Images do not belong in the copy. Retype all the entries below exactly.

Extracted data:
┄┄┄┄┄┄

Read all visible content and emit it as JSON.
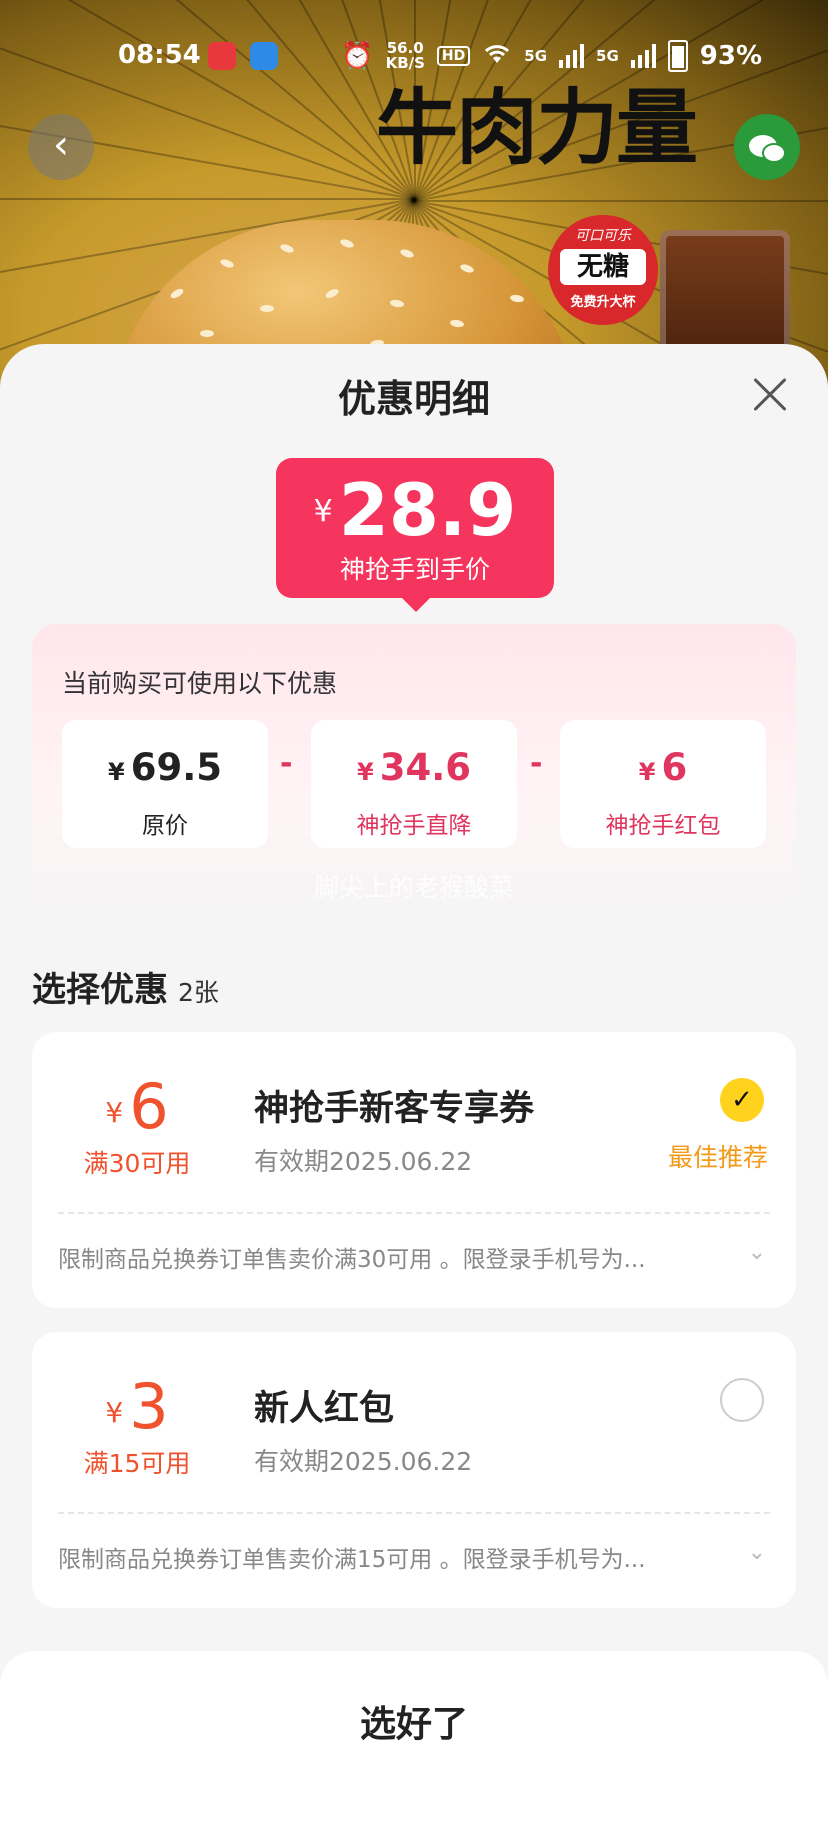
{
  "status_bar": {
    "time": "08:54",
    "network_speed": "56.0",
    "network_unit": "KB/S",
    "hd_label": "HD",
    "signal_1": "5G",
    "signal_2": "5G",
    "battery": "93%"
  },
  "banner": {
    "headline": "牛肉力量",
    "promo_badge_top": "可口可乐",
    "promo_badge_main": "无糖",
    "promo_badge_bottom": "免费升大杯"
  },
  "sheet": {
    "title": "优惠明细",
    "final_price": {
      "currency": "¥",
      "amount": "28.9",
      "label": "神抢手到手价"
    },
    "deductions": {
      "title": "当前购买可使用以下优惠",
      "items": [
        {
          "currency": "¥",
          "amount": "69.5",
          "label": "原价"
        },
        {
          "currency": "¥",
          "amount": "34.6",
          "label": "神抢手直降"
        },
        {
          "currency": "¥",
          "amount": "6",
          "label": "神抢手红包"
        }
      ],
      "operator": "-"
    },
    "watermark": "脚尖上的老猴酸菜",
    "select_section": {
      "title": "选择优惠",
      "count": "2张"
    },
    "coupons": [
      {
        "currency": "¥",
        "amount": "6",
        "condition": "满30可用",
        "name": "神抢手新客专享券",
        "validity": "有效期2025.06.22",
        "selected": true,
        "tag": "最佳推荐",
        "description": "限制商品兑换券订单售卖价满30可用 。限登录手机号为..."
      },
      {
        "currency": "¥",
        "amount": "3",
        "condition": "满15可用",
        "name": "新人红包",
        "validity": "有效期2025.06.22",
        "selected": false,
        "tag": "",
        "description": "限制商品兑换券订单售卖价满15可用 。限登录手机号为..."
      }
    ],
    "confirm_label": "选好了"
  },
  "colors": {
    "accent_pink": "#f6355e",
    "coupon_orange": "#f0522e",
    "best_tag": "#f39a1a",
    "check_yellow": "#ffd21e"
  },
  "icons": {
    "back": "chevron-left-icon",
    "share": "wechat-icon",
    "close": "close-icon",
    "expand": "chevron-down-icon",
    "selected": "check-icon"
  }
}
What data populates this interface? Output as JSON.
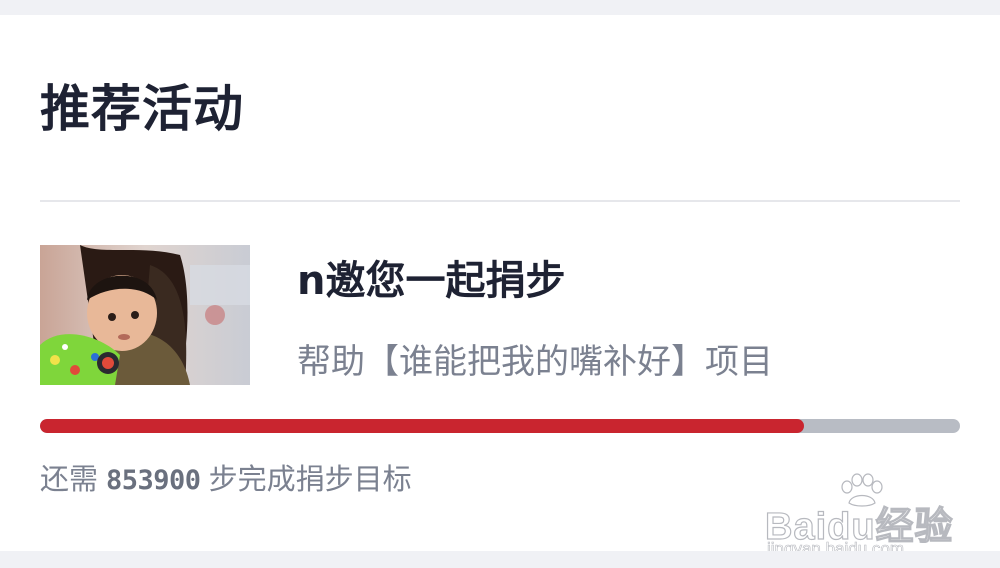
{
  "section": {
    "title": "推荐活动"
  },
  "activity": {
    "title": "n邀您一起捐步",
    "description": "帮助【谁能把我的嘴补好】项目",
    "image_alt": "child-photo",
    "progress_fraction": 0.83,
    "remaining_prefix": "还需",
    "remaining_steps": "853900",
    "remaining_suffix": "步完成捐步目标"
  },
  "watermark": {
    "main": "Baidu经验",
    "sub": "jingyan.baidu.com"
  },
  "colors": {
    "title": "#1e2233",
    "secondary_text": "#7b8190",
    "progress_fill": "#c9252f",
    "progress_track": "#b8bcc4",
    "background": "#f0f1f5",
    "card": "#ffffff"
  }
}
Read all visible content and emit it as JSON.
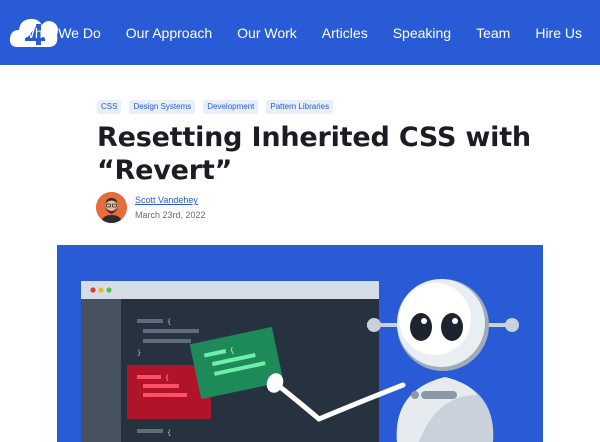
{
  "nav": {
    "logo": "4",
    "links": [
      "What We Do",
      "Our Approach",
      "Our Work",
      "Articles",
      "Speaking",
      "Team",
      "Hire Us"
    ]
  },
  "article": {
    "tags": [
      "CSS",
      "Design Systems",
      "Development",
      "Pattern Libraries"
    ],
    "title": "Resetting Inherited CSS with “Revert”",
    "author": "Scott Vandehey",
    "date": "March 23rd, 2022"
  },
  "hero": {
    "code_braces": [
      "{",
      "}",
      "{",
      "}",
      "{",
      "{"
    ]
  },
  "colors": {
    "brand_blue": "#2a5bd7",
    "code_red": "#b0142a",
    "code_green": "#1e8a5a",
    "tag_bg": "#e7effb"
  }
}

┄┄┄┄┄┄

Task answer:
Read all visible content and emit it as JSON.
{
  "status_bar": {
    "time": "08:54",
    "network_speed": "56.0",
    "network_unit": "KB/S",
    "hd_label": "HD",
    "signal_1": "5G",
    "signal_2": "5G",
    "battery": "93%"
  },
  "banner": {
    "headline": "牛肉力量",
    "promo_badge_top": "可口可乐",
    "promo_badge_main": "无糖",
    "promo_badge_bottom": "免费升大杯"
  },
  "sheet": {
    "title": "优惠明细",
    "final_price": {
      "currency": "¥",
      "amount": "28.9",
      "label": "神抢手到手价"
    },
    "deductions": {
      "title": "当前购买可使用以下优惠",
      "items": [
        {
          "currency": "¥",
          "amount": "69.5",
          "label": "原价"
        },
        {
          "currency": "¥",
          "amount": "34.6",
          "label": "神抢手直降"
        },
        {
          "currency": "¥",
          "amount": "6",
          "label": "神抢手红包"
        }
      ],
      "operator": "-"
    },
    "watermark": "脚尖上的老猴酸菜",
    "select_section": {
      "title": "选择优惠",
      "count": "2张"
    },
    "coupons": [
      {
        "currency": "¥",
        "amount": "6",
        "condition": "满30可用",
        "name": "神抢手新客专享券",
        "validity": "有效期2025.06.22",
        "selected": true,
        "tag": "最佳推荐",
        "description": "限制商品兑换券订单售卖价满30可用 。限登录手机号为..."
      },
      {
        "currency": "¥",
        "amount": "3",
        "condition": "满15可用",
        "name": "新人红包",
        "validity": "有效期2025.06.22",
        "selected": false,
        "tag": "",
        "description": "限制商品兑换券订单售卖价满15可用 。限登录手机号为..."
      }
    ],
    "confirm_label": "选好了"
  },
  "colors": {
    "accent_pink": "#f6355e",
    "coupon_orange": "#f0522e",
    "best_tag": "#f39a1a",
    "check_yellow": "#ffd21e"
  },
  "icons": {
    "back": "chevron-left-icon",
    "share": "wechat-icon",
    "close": "close-icon",
    "expand": "chevron-down-icon",
    "selected": "check-icon"
  }
}
What data populates this interface? Output as JSON.
{
  "section": {
    "title": "推荐活动"
  },
  "activity": {
    "title": "n邀您一起捐步",
    "description": "帮助【谁能把我的嘴补好】项目",
    "image_alt": "child-photo",
    "progress_fraction": 0.83,
    "remaining_prefix": "还需",
    "remaining_steps": "853900",
    "remaining_suffix": "步完成捐步目标"
  },
  "watermark": {
    "main": "Baidu经验",
    "sub": "jingyan.baidu.com"
  },
  "colors": {
    "title": "#1e2233",
    "secondary_text": "#7b8190",
    "progress_fill": "#c9252f",
    "progress_track": "#b8bcc4",
    "background": "#f0f1f5",
    "card": "#ffffff"
  }
}
Read all visible content and emit it as JSON.
{
  "nav": {
    "logo": "4",
    "links": [
      "What We Do",
      "Our Approach",
      "Our Work",
      "Articles",
      "Speaking",
      "Team",
      "Hire Us"
    ]
  },
  "article": {
    "tags": [
      "CSS",
      "Design Systems",
      "Development",
      "Pattern Libraries"
    ],
    "title": "Resetting Inherited CSS with “Revert”",
    "author": "Scott Vandehey",
    "date": "March 23rd, 2022"
  },
  "hero": {
    "code_braces": [
      "{",
      "}",
      "{",
      "}",
      "{",
      "{"
    ]
  },
  "colors": {
    "brand_blue": "#2a5bd7",
    "code_red": "#b0142a",
    "code_green": "#1e8a5a",
    "tag_bg": "#e7effb"
  }
}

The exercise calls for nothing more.